Dataset rows
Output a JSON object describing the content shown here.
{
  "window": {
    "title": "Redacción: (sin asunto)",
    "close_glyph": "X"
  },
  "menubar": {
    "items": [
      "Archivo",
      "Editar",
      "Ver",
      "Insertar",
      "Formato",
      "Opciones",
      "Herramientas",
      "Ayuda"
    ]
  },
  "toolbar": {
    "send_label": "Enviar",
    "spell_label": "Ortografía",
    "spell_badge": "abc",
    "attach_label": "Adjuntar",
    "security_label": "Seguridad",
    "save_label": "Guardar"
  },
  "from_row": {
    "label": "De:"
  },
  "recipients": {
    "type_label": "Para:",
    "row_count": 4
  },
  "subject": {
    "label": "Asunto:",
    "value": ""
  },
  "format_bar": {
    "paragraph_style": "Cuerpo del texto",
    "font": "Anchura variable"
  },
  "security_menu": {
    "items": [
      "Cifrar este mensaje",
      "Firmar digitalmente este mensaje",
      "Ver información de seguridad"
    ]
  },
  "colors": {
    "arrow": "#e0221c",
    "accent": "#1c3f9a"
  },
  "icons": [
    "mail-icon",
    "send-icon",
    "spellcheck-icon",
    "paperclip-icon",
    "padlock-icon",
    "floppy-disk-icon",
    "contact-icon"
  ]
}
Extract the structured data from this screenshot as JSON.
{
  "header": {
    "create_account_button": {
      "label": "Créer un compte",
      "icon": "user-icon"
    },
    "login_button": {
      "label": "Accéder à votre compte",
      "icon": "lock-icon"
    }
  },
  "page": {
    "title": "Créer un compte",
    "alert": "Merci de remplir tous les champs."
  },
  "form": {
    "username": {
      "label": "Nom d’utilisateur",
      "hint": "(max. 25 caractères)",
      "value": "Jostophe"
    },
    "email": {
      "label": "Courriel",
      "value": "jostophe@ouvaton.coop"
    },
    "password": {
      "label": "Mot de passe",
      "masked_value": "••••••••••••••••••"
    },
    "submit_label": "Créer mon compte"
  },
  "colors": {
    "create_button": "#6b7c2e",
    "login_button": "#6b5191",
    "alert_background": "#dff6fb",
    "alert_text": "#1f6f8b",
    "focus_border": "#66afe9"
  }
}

EXERCISE BRIEF:
Extract all lines from the material above that include the word "Créer".

ANSWER TO THE TASK:
      "label": "Créer un compte",
    "title": "Créer un compte",
    "submit_label": "Créer mon compte"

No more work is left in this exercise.